/---

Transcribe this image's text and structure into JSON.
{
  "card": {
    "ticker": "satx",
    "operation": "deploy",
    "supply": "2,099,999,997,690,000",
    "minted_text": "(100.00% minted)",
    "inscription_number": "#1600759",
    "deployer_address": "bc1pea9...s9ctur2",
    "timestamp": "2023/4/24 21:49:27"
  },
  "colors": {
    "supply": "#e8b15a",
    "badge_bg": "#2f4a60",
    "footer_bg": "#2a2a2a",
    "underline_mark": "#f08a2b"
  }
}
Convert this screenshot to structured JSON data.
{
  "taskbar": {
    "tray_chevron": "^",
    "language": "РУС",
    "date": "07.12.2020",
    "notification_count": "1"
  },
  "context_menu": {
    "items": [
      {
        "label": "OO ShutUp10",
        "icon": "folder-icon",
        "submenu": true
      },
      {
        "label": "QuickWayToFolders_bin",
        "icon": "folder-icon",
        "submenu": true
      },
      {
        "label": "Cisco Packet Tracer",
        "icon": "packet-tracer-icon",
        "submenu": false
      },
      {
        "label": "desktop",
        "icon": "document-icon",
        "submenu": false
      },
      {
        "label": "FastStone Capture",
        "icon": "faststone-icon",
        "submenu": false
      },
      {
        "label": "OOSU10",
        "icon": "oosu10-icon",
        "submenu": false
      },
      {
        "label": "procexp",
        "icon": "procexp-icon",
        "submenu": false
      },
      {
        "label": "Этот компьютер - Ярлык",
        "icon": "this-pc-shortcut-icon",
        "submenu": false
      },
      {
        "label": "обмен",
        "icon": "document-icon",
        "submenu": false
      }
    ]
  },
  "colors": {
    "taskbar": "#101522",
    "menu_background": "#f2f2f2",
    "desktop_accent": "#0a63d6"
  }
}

\---

## Task requirements
Transcribe the whole listing with nothing added or left out.

## Response
Transcribe this image's text and structure into JSON.
{
  "card": {
    "ticker": "satx",
    "operation": "deploy",
    "supply": "2,099,999,997,690,000",
    "minted_text": "(100.00% minted)",
    "inscription_number": "#1600759",
    "deployer_address": "bc1pea9...s9ctur2",
    "timestamp": "2023/4/24 21:49:27"
  },
  "colors": {
    "supply": "#e8b15a",
    "badge_bg": "#2f4a60",
    "footer_bg": "#2a2a2a",
    "underline_mark": "#f08a2b"
  }
}
Convert this screenshot to structured JSON data.
{
  "taskbar": {
    "tray_chevron": "^",
    "language": "РУС",
    "date": "07.12.2020",
    "notification_count": "1"
  },
  "context_menu": {
    "items": [
      {
        "label": "OO ShutUp10",
        "icon": "folder-icon",
        "submenu": true
      },
      {
        "label": "QuickWayToFolders_bin",
        "icon": "folder-icon",
        "submenu": true
      },
      {
        "label": "Cisco Packet Tracer",
        "icon": "packet-tracer-icon",
        "submenu": false
      },
      {
        "label": "desktop",
        "icon": "document-icon",
        "submenu": false
      },
      {
        "label": "FastStone Capture",
        "icon": "faststone-icon",
        "submenu": false
      },
      {
        "label": "OOSU10",
        "icon": "oosu10-icon",
        "submenu": false
      },
      {
        "label": "procexp",
        "icon": "procexp-icon",
        "submenu": false
      },
      {
        "label": "Этот компьютер - Ярлык",
        "icon": "this-pc-shortcut-icon",
        "submenu": false
      },
      {
        "label": "обмен",
        "icon": "document-icon",
        "submenu": false
      }
    ]
  },
  "colors": {
    "taskbar": "#101522",
    "menu_background": "#f2f2f2",
    "desktop_accent": "#0a63d6"
  }
}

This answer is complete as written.